**AIM**
Pull out every line in the data that has the string "JSON" in it.
++++ DATA SHOWN ++++
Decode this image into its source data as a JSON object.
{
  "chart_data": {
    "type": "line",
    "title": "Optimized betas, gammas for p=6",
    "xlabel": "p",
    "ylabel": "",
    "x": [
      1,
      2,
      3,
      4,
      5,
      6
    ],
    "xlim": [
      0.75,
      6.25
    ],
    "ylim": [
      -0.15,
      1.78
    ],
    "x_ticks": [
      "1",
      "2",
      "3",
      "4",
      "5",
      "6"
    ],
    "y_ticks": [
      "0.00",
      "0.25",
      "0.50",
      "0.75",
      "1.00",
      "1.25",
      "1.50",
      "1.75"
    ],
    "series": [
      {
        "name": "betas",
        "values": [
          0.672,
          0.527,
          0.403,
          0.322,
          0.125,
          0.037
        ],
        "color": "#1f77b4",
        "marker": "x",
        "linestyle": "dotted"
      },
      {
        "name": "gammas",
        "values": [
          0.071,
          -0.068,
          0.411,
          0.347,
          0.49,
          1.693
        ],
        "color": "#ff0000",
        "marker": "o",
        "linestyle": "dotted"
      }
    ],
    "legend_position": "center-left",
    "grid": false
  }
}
++++
++++ DATA SHOWN ++++
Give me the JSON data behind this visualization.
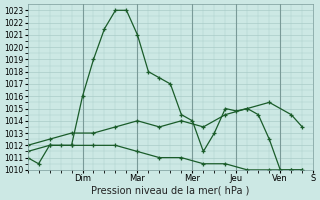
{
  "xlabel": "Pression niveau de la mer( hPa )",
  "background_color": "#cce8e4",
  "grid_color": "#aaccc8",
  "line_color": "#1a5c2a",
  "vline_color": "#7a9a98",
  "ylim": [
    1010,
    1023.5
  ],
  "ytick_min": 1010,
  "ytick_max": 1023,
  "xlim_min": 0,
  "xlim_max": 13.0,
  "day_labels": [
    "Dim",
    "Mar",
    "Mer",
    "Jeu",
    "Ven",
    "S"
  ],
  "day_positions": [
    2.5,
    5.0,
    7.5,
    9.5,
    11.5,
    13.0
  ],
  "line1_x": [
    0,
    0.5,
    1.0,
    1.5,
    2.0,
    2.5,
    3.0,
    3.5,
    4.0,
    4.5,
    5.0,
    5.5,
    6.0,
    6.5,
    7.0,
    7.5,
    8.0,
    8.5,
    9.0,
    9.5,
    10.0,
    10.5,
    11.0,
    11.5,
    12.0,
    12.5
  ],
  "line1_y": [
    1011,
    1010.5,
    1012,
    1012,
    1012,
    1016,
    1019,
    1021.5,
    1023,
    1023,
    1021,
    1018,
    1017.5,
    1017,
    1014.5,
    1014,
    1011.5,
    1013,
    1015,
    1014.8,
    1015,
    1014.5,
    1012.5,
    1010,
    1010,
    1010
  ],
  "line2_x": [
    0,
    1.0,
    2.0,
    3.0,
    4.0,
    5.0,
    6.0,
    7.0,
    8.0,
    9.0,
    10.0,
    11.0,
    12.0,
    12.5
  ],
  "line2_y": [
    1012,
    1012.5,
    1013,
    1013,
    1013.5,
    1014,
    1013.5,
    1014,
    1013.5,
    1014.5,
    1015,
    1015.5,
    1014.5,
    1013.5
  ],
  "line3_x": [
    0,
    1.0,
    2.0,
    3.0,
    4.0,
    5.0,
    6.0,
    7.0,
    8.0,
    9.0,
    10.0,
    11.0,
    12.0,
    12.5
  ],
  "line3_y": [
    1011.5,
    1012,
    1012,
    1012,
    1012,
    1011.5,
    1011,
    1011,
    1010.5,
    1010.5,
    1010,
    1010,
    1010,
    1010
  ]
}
++++
++++ DATA SHOWN ++++
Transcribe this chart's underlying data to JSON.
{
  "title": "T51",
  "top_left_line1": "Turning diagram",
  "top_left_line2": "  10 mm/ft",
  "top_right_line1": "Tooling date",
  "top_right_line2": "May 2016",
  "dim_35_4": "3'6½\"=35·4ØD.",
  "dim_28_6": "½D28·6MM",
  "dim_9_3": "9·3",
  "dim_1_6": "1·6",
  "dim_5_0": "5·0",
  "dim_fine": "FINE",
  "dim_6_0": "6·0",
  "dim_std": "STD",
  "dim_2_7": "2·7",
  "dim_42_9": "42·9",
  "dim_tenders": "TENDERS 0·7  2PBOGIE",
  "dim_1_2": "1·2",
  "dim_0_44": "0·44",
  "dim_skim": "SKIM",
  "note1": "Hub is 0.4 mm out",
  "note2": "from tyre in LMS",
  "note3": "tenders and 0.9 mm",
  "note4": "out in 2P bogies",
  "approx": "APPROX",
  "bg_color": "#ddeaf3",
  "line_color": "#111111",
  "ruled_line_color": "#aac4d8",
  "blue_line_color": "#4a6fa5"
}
++++
**SOLUTION FOR THIS PROBLEM**
Decode this image into its source data as a JSON object.
Give me the JSON data behind this visualization.
Transcribe this chart's underlying data to JSON.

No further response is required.